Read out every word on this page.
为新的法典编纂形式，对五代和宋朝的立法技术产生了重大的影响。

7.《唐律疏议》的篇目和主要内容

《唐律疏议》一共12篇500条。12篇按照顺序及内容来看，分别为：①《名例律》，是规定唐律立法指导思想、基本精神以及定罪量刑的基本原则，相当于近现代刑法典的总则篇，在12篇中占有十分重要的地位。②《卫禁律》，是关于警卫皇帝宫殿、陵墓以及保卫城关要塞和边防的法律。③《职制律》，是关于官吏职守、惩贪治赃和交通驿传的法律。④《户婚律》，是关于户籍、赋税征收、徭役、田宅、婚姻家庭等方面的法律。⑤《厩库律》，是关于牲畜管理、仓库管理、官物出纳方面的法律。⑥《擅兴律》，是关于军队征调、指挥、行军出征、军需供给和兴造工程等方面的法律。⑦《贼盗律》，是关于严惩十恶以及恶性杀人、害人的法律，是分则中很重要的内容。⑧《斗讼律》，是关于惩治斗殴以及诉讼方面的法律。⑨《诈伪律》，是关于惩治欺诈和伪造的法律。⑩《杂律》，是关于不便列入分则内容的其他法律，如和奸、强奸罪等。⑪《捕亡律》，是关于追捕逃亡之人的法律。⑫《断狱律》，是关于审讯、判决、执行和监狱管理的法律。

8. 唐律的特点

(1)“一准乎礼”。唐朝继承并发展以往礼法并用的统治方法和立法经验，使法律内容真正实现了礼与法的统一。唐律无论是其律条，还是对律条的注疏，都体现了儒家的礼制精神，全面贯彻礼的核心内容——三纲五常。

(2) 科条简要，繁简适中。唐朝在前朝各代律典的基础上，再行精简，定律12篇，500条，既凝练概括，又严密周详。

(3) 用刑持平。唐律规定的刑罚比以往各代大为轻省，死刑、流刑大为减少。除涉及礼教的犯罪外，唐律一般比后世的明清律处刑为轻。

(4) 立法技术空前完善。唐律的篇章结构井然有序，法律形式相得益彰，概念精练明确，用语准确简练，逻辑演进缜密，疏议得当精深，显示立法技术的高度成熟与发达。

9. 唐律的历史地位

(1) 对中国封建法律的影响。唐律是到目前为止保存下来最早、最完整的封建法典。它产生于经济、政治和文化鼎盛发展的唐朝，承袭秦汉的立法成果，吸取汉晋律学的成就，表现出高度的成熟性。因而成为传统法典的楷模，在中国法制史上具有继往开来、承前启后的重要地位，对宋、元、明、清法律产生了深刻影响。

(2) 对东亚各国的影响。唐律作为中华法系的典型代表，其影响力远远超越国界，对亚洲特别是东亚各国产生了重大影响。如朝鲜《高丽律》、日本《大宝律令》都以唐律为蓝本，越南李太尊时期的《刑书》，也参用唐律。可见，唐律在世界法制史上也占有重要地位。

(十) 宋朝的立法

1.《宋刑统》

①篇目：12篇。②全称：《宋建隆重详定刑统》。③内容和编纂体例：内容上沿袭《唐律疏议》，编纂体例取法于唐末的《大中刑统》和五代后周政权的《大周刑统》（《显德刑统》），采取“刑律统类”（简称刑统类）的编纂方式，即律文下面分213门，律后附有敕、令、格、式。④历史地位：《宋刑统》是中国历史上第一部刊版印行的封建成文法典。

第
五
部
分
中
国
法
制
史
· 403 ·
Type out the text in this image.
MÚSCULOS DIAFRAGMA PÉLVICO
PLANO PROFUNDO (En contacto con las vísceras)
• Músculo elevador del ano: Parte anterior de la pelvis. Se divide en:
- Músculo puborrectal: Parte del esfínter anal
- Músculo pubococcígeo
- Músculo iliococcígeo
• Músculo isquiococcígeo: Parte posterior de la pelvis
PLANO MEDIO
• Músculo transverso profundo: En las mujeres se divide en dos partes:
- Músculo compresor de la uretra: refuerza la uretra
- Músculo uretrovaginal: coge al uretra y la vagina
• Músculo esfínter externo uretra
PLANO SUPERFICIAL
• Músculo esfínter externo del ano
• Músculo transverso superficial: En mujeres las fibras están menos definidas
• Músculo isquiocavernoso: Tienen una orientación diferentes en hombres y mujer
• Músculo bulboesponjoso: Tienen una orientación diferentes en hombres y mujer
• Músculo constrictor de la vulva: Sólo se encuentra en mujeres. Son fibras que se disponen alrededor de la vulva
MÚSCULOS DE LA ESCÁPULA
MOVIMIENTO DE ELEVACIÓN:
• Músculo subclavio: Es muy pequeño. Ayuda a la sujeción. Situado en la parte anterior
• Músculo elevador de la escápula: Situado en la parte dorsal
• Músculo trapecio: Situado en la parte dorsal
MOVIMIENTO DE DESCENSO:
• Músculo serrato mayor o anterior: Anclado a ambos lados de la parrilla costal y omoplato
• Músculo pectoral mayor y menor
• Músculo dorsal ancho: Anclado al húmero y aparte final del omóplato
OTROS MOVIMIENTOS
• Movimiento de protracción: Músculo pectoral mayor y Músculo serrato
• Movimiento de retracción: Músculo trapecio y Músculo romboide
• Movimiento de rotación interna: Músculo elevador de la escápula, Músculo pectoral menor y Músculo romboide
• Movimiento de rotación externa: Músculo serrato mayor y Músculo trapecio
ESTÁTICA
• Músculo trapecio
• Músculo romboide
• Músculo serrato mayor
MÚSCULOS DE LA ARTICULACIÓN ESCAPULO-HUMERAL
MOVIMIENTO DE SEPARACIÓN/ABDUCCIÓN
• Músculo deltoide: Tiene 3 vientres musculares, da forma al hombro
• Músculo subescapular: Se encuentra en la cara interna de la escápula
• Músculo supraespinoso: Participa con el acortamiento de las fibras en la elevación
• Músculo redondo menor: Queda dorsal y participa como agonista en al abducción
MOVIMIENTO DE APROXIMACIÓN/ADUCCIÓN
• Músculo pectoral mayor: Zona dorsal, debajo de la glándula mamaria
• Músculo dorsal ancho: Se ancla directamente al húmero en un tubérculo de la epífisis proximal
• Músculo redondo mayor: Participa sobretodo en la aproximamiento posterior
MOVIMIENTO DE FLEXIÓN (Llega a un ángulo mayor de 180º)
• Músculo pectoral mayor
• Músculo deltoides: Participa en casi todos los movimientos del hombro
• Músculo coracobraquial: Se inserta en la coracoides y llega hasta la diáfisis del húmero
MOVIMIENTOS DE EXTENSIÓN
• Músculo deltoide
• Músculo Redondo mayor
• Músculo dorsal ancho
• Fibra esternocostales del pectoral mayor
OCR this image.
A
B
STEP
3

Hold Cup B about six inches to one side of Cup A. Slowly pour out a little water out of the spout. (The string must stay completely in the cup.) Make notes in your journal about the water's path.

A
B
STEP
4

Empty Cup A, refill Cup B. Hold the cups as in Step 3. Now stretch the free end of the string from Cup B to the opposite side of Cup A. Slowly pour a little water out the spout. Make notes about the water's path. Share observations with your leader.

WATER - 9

==

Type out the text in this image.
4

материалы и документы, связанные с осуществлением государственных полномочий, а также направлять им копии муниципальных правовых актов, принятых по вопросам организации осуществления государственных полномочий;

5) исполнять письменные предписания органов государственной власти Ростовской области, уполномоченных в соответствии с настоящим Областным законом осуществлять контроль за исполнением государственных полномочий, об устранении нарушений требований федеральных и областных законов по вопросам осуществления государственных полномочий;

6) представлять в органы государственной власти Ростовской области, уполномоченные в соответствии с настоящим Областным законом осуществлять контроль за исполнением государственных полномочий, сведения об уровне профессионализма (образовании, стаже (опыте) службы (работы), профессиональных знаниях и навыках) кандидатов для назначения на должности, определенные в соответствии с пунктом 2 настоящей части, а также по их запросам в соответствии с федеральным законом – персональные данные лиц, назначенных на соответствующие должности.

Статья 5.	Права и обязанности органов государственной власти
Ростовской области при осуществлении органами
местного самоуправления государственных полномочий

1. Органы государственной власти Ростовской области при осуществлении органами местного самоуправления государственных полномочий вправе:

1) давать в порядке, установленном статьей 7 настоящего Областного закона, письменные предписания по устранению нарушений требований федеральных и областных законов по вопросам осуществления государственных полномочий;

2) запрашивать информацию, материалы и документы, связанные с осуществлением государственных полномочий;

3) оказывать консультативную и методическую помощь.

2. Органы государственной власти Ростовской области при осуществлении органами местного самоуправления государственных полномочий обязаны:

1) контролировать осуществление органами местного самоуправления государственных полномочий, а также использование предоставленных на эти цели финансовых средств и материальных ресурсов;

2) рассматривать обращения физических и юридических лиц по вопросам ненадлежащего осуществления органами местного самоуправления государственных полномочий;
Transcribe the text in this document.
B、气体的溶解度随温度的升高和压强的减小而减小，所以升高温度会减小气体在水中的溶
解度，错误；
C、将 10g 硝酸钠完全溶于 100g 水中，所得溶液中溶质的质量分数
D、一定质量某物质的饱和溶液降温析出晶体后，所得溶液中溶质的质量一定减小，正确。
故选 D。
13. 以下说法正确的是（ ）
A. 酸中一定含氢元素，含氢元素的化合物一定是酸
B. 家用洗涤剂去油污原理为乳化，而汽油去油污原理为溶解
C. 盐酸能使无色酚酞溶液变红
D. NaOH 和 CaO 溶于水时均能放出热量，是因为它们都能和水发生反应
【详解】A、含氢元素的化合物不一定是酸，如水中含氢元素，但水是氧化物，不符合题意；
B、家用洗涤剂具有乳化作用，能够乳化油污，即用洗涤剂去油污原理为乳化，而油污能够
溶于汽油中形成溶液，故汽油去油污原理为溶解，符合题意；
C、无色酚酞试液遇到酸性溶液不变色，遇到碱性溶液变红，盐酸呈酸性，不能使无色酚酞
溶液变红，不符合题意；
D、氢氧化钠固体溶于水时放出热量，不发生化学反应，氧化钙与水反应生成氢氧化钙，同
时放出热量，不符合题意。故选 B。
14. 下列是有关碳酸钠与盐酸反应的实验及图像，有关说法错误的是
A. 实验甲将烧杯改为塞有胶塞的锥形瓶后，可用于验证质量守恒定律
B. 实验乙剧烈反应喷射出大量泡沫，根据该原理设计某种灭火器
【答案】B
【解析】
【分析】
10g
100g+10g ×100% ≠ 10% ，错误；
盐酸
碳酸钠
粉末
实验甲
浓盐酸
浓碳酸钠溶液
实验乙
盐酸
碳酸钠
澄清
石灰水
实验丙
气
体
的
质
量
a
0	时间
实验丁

Challenge:
Reproduce each line of the material containing the word "областных".

Answer to the task:
5) исполнять письменные предписания органов государственной власти Ростовской области, уполномоченных в соответствии с настоящим Областным законом осуществлять контроль за исполнением государственных полномочий, об устранении нарушений требований федеральных и областных законов по вопросам осуществления государственных полномочий;
1) давать в порядке, установленном статьей 7 настоящего Областного закона, письменные предписания по устранению нарушений требований федеральных и областных законов по вопросам осуществления государственных полномочий;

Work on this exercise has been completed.